** START Supplied records **
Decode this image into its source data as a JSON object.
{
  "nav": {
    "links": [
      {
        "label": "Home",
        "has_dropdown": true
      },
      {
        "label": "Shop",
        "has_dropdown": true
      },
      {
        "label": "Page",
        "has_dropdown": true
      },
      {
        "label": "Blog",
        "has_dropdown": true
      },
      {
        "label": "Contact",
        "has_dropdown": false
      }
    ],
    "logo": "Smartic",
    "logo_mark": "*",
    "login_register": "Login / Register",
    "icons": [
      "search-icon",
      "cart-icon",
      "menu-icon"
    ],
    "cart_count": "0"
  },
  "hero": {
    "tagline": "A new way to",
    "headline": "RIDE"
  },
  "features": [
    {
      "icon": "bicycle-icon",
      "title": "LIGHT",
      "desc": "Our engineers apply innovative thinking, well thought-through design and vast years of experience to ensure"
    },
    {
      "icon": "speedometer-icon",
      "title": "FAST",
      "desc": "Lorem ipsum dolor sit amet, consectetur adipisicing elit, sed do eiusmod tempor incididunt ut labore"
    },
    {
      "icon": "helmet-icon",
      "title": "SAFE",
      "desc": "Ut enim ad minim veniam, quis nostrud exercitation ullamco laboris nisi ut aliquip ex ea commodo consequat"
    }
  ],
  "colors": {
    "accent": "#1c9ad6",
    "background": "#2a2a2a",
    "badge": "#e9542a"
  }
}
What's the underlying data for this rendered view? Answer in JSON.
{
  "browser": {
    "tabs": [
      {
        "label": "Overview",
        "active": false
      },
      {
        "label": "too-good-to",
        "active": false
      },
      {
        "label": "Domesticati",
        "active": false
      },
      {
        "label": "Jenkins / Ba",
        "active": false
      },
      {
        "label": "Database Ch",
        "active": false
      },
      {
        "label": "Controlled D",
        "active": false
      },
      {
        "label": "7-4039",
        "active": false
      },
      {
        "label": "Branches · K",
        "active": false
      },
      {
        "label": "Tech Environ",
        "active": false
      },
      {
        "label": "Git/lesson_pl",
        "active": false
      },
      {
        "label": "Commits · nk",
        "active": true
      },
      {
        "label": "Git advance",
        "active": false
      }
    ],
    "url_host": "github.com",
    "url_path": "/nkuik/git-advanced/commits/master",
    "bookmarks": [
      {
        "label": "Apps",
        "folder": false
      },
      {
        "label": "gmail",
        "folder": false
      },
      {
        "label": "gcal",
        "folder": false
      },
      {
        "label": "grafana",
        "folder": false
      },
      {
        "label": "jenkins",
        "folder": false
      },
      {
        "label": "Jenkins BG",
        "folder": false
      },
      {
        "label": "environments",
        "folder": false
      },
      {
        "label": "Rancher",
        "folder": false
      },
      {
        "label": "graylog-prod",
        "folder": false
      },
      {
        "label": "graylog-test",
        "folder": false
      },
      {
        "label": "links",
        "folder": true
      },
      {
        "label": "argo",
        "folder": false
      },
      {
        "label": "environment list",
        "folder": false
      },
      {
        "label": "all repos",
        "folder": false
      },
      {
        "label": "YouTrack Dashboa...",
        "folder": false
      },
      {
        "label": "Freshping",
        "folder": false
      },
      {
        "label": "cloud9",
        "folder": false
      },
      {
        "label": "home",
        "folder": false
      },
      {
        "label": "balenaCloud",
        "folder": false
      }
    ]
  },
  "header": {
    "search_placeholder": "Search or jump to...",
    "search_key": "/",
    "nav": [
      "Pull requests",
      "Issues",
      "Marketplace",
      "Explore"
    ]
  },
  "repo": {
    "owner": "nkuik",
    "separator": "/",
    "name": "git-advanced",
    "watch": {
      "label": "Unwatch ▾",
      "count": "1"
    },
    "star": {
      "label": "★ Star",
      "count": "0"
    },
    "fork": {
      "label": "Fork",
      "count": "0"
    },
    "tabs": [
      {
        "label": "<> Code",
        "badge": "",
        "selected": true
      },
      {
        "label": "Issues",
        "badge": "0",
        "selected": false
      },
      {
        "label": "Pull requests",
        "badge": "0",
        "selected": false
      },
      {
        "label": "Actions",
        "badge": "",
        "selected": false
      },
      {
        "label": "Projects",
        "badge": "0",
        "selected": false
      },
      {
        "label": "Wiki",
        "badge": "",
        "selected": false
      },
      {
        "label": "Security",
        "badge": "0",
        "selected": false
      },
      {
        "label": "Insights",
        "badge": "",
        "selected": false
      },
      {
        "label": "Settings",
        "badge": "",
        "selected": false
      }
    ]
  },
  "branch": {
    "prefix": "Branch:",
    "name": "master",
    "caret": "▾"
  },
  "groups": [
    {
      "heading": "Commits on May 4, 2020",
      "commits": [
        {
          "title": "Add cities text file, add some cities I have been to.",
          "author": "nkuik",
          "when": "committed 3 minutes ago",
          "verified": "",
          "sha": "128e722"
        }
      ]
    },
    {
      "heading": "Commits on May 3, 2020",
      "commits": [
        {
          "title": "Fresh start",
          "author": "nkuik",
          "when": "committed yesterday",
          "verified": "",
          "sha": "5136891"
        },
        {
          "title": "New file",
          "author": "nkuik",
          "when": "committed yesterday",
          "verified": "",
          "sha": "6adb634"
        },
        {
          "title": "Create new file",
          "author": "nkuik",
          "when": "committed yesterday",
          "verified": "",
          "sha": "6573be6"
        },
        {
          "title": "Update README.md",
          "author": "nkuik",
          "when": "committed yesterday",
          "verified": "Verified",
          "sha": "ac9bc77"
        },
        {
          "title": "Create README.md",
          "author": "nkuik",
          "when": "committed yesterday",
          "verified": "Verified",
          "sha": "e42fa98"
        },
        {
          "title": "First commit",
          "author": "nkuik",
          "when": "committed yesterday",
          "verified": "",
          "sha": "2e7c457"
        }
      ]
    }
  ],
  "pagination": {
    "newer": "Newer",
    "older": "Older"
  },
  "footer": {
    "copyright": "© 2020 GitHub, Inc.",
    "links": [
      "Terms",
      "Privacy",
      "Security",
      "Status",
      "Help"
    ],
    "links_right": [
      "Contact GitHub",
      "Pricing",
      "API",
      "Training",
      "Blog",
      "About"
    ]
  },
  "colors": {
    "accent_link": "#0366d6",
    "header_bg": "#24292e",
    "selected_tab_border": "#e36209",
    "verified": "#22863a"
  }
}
** END Supplied records **
(Problem to solve): Copy all lines of the listing above that contain the string "title".

(Task solution):
      "title": "LIGHT",
      "title": "FAST",
      "title": "SAFE",
          "title": "Add cities text file, add some cities I have been to.",
          "title": "Fresh start",
          "title": "New file",
          "title": "Create new file",
          "title": "Update README.md",
          "title": "Create README.md",
          "title": "First commit",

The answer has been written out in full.